─── RECORDS TO PROCESS

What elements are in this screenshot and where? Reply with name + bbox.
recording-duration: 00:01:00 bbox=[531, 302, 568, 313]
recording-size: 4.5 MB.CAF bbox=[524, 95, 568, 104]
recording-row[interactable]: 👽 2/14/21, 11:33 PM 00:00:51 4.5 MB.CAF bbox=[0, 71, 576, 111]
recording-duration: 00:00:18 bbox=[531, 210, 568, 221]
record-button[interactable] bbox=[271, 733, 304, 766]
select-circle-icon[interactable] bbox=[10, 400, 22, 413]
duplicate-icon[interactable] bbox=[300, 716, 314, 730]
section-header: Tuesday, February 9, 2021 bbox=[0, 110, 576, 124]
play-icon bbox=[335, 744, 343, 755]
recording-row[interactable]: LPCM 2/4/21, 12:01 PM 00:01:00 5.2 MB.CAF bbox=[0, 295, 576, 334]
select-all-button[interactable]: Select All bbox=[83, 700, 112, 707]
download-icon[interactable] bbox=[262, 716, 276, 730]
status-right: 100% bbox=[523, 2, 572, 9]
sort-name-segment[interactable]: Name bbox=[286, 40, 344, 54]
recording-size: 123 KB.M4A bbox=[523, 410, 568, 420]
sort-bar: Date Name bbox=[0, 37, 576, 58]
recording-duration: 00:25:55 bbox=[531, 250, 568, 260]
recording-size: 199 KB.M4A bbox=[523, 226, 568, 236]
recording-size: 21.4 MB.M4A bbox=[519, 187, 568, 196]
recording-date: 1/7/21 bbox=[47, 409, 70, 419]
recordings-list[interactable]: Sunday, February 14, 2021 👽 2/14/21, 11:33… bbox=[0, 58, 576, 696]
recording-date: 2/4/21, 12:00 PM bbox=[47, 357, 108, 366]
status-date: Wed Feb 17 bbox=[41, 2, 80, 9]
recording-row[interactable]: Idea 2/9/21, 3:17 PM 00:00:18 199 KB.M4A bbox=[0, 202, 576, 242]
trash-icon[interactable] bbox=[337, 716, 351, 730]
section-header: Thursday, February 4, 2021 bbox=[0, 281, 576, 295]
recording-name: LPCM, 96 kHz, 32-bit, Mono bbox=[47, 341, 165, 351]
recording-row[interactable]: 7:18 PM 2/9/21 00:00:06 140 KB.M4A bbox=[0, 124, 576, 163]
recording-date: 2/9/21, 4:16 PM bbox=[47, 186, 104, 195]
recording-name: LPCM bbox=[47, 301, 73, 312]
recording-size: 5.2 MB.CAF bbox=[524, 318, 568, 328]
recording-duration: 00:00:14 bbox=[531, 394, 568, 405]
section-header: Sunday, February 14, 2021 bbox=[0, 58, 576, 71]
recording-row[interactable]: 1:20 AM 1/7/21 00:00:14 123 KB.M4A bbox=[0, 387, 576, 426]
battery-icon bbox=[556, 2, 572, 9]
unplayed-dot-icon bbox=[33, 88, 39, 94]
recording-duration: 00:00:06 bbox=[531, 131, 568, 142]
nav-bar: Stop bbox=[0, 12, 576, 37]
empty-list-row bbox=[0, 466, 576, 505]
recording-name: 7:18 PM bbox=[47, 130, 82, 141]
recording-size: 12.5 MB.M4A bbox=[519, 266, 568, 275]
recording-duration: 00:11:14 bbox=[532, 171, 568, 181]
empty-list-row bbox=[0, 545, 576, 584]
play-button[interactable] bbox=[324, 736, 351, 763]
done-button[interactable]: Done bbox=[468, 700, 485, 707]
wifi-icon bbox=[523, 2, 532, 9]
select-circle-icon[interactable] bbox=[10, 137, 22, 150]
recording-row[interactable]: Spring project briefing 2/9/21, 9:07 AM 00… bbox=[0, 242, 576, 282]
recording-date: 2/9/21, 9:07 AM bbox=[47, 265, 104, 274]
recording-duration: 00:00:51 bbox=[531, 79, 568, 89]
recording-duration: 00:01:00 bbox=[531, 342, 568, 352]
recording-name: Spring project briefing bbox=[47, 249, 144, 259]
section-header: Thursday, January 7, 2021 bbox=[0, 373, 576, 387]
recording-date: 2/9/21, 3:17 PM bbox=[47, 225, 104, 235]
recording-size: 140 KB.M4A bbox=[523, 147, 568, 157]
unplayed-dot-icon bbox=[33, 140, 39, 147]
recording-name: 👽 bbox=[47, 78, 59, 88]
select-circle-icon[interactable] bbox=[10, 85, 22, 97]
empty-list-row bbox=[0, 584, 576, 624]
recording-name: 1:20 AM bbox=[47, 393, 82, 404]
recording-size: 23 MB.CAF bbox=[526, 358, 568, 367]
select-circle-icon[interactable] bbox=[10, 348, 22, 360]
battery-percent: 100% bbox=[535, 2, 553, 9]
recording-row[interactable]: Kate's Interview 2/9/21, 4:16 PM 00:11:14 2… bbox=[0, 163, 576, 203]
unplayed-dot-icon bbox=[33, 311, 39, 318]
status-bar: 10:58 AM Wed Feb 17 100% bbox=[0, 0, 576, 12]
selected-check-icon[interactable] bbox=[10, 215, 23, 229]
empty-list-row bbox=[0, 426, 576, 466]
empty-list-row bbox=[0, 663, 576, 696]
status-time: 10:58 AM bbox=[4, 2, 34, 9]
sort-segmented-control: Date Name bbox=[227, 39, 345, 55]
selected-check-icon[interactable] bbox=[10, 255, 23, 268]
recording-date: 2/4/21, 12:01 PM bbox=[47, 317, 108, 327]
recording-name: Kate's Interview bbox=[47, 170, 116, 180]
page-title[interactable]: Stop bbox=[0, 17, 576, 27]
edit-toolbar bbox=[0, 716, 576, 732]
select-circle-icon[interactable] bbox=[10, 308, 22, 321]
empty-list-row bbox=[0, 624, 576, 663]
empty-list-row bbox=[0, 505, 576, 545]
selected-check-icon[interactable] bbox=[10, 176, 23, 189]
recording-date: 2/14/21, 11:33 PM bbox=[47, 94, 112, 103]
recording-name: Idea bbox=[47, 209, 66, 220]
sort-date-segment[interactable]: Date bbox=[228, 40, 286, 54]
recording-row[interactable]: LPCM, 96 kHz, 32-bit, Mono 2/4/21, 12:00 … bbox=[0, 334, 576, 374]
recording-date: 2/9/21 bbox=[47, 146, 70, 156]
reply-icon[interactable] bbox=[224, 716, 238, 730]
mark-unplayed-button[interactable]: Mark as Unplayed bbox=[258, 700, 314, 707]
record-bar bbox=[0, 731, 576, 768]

──────

**SET TASK:** Copy the whole listing above line for line, changing nothing.

**WRITTEN RESPONSE:**
What elements are in this screenshot and where? Reply with name + bbox.
recording-duration: 00:01:00 bbox=[531, 302, 568, 313]
recording-size: 4.5 MB.CAF bbox=[524, 95, 568, 104]
recording-row[interactable]: 👽 2/14/21, 11:33 PM 00:00:51 4.5 MB.CAF bbox=[0, 71, 576, 111]
recording-duration: 00:00:18 bbox=[531, 210, 568, 221]
record-button[interactable] bbox=[271, 733, 304, 766]
select-circle-icon[interactable] bbox=[10, 400, 22, 413]
duplicate-icon[interactable] bbox=[300, 716, 314, 730]
section-header: Tuesday, February 9, 2021 bbox=[0, 110, 576, 124]
play-icon bbox=[335, 744, 343, 755]
recording-row[interactable]: LPCM 2/4/21, 12:01 PM 00:01:00 5.2 MB.CAF bbox=[0, 295, 576, 334]
select-all-button[interactable]: Select All bbox=[83, 700, 112, 707]
download-icon[interactable] bbox=[262, 716, 276, 730]
status-right: 100% bbox=[523, 2, 572, 9]
sort-name-segment[interactable]: Name bbox=[286, 40, 344, 54]
recording-size: 123 KB.M4A bbox=[523, 410, 568, 420]
sort-bar: Date Name bbox=[0, 37, 576, 58]
recording-duration: 00:25:55 bbox=[531, 250, 568, 260]
recording-size: 199 KB.M4A bbox=[523, 226, 568, 236]
recording-size: 21.4 MB.M4A bbox=[519, 187, 568, 196]
recording-date: 1/7/21 bbox=[47, 409, 70, 419]
recordings-list[interactable]: Sunday, February 14, 2021 👽 2/14/21, 11:33… bbox=[0, 58, 576, 696]
recording-date: 2/4/21, 12:00 PM bbox=[47, 357, 108, 366]
status-date: Wed Feb 17 bbox=[41, 2, 80, 9]
recording-row[interactable]: Idea 2/9/21, 3:17 PM 00:00:18 199 KB.M4A bbox=[0, 202, 576, 242]
trash-icon[interactable] bbox=[337, 716, 351, 730]
section-header: Thursday, February 4, 2021 bbox=[0, 281, 576, 295]
recording-name: LPCM, 96 kHz, 32-bit, Mono bbox=[47, 341, 165, 351]
recording-row[interactable]: 7:18 PM 2/9/21 00:00:06 140 KB.M4A bbox=[0, 124, 576, 163]
recording-date: 2/9/21, 4:16 PM bbox=[47, 186, 104, 195]
recording-name: LPCM bbox=[47, 301, 73, 312]
recording-size: 5.2 MB.CAF bbox=[524, 318, 568, 328]
recording-duration: 00:00:14 bbox=[531, 394, 568, 405]
section-header: Sunday, February 14, 2021 bbox=[0, 58, 576, 71]
recording-row[interactable]: 1:20 AM 1/7/21 00:00:14 123 KB.M4A bbox=[0, 387, 576, 426]
battery-icon bbox=[556, 2, 572, 9]
unplayed-dot-icon bbox=[33, 88, 39, 94]
recording-duration: 00:00:06 bbox=[531, 131, 568, 142]
nav-bar: Stop bbox=[0, 12, 576, 37]
empty-list-row bbox=[0, 466, 576, 505]
recording-name: 7:18 PM bbox=[47, 130, 82, 141]
recording-size: 12.5 MB.M4A bbox=[519, 266, 568, 275]
recording-duration: 00:11:14 bbox=[532, 171, 568, 181]
empty-list-row bbox=[0, 545, 576, 584]
play-button[interactable] bbox=[324, 736, 351, 763]
done-button[interactable]: Done bbox=[468, 700, 485, 707]
wifi-icon bbox=[523, 2, 532, 9]
select-circle-icon[interactable] bbox=[10, 137, 22, 150]
recording-row[interactable]: Spring project briefing 2/9/21, 9:07 AM 00… bbox=[0, 242, 576, 282]
recording-date: 2/9/21, 9:07 AM bbox=[47, 265, 104, 274]
recording-duration: 00:00:51 bbox=[531, 79, 568, 89]
recording-duration: 00:01:00 bbox=[531, 342, 568, 352]
recording-name: Spring project briefing bbox=[47, 249, 144, 259]
section-header: Thursday, January 7, 2021 bbox=[0, 373, 576, 387]
recording-date: 2/9/21, 3:17 PM bbox=[47, 225, 104, 235]
recording-size: 140 KB.M4A bbox=[523, 147, 568, 157]
unplayed-dot-icon bbox=[33, 140, 39, 147]
recording-name: 👽 bbox=[47, 78, 59, 88]
select-circle-icon[interactable] bbox=[10, 85, 22, 97]
empty-list-row bbox=[0, 584, 576, 624]
recording-name: 1:20 AM bbox=[47, 393, 82, 404]
recording-size: 23 MB.CAF bbox=[526, 358, 568, 367]
select-circle-icon[interactable] bbox=[10, 348, 22, 360]
battery-percent: 100% bbox=[535, 2, 553, 9]
recording-row[interactable]: Kate's Interview 2/9/21, 4:16 PM 00:11:14 2… bbox=[0, 163, 576, 203]
unplayed-dot-icon bbox=[33, 311, 39, 318]
status-bar: 10:58 AM Wed Feb 17 100% bbox=[0, 0, 576, 12]
selected-check-icon[interactable] bbox=[10, 215, 23, 229]
empty-list-row bbox=[0, 426, 576, 466]
empty-list-row bbox=[0, 663, 576, 696]
status-time: 10:58 AM bbox=[4, 2, 34, 9]
sort-segmented-control: Date Name bbox=[227, 39, 345, 55]
selected-check-icon[interactable] bbox=[10, 255, 23, 268]
recording-date: 2/4/21, 12:01 PM bbox=[47, 317, 108, 327]
recording-name: Kate's Interview bbox=[47, 170, 116, 180]
page-title[interactable]: Stop bbox=[0, 17, 576, 27]
edit-toolbar bbox=[0, 716, 576, 732]
select-circle-icon[interactable] bbox=[10, 308, 22, 321]
empty-list-row bbox=[0, 624, 576, 663]
empty-list-row bbox=[0, 505, 576, 545]
selected-check-icon[interactable] bbox=[10, 176, 23, 189]
recording-date: 2/14/21, 11:33 PM bbox=[47, 94, 112, 103]
recording-name: Idea bbox=[47, 209, 66, 220]
sort-date-segment[interactable]: Date bbox=[228, 40, 286, 54]
recording-row[interactable]: LPCM, 96 kHz, 32-bit, Mono 2/4/21, 12:00 … bbox=[0, 334, 576, 374]
recording-date: 2/9/21 bbox=[47, 146, 70, 156]
reply-icon[interactable] bbox=[224, 716, 238, 730]
mark-unplayed-button[interactable]: Mark as Unplayed bbox=[258, 700, 314, 707]
record-bar bbox=[0, 731, 576, 768]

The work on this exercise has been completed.